Stored data
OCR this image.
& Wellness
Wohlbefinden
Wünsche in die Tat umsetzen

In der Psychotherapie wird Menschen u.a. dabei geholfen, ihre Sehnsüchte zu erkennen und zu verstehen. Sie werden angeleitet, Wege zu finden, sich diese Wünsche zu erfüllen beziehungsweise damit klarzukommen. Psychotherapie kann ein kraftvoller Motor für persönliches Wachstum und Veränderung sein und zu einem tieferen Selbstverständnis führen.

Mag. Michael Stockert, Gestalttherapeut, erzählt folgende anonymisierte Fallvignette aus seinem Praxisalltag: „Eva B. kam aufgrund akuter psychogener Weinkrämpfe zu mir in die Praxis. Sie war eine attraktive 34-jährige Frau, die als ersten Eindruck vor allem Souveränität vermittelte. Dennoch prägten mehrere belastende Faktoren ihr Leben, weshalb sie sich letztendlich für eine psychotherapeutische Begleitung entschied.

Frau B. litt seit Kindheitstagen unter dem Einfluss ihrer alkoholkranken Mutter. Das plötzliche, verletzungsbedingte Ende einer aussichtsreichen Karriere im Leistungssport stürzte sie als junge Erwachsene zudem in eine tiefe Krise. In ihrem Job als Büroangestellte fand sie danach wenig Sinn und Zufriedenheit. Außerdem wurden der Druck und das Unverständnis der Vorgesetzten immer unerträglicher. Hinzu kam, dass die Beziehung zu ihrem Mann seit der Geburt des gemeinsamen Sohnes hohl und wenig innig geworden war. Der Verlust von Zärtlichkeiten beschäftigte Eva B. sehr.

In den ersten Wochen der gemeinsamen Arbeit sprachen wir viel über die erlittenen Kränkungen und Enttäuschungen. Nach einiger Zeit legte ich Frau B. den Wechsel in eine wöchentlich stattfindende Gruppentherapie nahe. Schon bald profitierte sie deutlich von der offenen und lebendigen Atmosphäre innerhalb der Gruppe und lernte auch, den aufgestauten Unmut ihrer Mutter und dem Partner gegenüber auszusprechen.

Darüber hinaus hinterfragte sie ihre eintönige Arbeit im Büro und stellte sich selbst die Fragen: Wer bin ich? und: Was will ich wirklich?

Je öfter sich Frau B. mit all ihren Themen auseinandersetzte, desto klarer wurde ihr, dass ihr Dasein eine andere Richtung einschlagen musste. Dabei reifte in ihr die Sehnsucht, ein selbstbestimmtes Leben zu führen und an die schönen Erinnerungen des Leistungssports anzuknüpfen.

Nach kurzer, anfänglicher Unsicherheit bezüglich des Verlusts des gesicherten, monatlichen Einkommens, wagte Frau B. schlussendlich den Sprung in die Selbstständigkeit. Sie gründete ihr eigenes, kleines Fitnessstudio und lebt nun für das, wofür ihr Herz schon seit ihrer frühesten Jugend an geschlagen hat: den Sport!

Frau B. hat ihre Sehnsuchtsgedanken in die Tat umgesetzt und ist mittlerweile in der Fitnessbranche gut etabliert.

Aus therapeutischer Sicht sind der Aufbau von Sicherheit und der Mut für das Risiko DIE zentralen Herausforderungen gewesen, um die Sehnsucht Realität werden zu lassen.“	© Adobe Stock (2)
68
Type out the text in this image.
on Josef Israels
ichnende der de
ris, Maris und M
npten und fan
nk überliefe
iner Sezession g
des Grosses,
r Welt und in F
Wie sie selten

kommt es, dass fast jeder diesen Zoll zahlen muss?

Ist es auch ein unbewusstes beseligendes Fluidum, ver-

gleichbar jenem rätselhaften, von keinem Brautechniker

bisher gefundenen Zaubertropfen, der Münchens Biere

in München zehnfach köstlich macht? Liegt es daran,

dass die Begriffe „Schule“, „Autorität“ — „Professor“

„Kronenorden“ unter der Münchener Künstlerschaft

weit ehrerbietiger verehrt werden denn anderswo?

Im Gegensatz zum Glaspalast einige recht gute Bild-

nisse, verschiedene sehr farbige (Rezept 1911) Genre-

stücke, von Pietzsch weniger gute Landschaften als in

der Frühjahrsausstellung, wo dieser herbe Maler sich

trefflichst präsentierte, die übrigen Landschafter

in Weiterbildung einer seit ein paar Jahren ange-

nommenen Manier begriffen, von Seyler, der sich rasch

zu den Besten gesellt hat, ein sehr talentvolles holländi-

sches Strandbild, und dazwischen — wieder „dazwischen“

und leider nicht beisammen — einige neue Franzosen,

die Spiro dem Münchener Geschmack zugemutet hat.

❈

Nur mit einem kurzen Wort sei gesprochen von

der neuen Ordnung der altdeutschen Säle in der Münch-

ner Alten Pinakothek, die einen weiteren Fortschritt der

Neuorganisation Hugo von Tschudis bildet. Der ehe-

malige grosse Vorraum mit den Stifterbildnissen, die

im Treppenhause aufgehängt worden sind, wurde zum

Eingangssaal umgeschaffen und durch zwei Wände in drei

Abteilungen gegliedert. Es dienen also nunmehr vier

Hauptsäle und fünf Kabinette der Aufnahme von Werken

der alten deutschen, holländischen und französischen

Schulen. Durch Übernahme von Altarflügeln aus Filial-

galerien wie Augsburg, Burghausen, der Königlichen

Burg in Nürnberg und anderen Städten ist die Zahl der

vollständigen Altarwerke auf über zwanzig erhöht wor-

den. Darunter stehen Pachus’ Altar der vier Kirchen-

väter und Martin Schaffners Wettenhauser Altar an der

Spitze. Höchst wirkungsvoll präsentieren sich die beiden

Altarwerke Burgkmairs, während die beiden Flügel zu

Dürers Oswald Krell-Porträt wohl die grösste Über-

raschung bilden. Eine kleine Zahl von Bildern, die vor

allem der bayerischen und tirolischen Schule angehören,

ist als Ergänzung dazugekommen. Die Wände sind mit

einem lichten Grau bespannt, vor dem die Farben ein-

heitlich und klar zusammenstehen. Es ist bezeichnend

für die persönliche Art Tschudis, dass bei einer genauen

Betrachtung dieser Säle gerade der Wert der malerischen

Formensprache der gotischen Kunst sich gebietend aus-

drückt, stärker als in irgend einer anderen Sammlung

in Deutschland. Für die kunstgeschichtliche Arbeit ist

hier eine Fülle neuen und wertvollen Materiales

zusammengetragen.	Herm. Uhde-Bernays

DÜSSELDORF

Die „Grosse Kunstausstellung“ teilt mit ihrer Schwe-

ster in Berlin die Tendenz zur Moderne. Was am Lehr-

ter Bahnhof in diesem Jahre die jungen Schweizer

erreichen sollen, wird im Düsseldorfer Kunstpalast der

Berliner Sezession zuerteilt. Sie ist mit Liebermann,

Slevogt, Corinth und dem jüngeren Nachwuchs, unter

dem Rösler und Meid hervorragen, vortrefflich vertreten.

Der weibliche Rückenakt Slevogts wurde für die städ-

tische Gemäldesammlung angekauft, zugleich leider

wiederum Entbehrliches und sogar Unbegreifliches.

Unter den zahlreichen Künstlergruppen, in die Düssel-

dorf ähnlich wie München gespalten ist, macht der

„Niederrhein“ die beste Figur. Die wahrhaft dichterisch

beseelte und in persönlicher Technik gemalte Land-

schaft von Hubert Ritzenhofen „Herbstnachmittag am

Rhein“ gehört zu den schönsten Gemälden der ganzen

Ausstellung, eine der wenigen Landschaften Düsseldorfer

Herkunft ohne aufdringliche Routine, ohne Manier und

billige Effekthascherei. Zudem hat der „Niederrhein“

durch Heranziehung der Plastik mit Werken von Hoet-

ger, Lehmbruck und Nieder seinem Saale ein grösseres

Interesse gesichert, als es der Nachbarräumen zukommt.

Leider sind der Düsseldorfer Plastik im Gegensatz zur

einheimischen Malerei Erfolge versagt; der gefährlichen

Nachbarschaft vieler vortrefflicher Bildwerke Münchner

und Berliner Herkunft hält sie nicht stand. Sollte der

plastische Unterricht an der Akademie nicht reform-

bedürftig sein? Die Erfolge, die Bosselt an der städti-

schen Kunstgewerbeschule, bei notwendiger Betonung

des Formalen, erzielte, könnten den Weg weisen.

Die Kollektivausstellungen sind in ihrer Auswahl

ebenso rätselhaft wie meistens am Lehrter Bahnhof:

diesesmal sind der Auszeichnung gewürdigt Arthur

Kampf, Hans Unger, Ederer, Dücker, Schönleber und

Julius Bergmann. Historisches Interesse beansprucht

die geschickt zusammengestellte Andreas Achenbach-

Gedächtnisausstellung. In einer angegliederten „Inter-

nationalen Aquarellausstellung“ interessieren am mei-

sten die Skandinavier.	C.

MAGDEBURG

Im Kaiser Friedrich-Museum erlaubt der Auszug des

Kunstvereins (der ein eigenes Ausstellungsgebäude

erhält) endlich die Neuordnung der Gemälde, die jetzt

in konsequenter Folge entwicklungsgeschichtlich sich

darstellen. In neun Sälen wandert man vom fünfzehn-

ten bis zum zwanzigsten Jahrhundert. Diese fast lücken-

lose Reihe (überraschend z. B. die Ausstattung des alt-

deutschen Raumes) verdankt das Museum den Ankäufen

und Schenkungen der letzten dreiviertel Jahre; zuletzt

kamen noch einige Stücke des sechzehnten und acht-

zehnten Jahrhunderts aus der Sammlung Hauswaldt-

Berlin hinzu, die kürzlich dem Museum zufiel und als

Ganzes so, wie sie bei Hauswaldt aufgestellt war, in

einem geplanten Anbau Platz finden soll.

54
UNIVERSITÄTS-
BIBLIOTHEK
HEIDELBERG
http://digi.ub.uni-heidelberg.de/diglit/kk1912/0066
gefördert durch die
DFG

● **YOUR ASSIGNMENT**
Above are the entries; copy every line among them that contains the word "fast".

● **TASK RESULT**
kommt es, dass fast jeder diesen Zoll zahlen muss?
ten bis zum zwanzigsten Jahrhundert. Diese fast lücken-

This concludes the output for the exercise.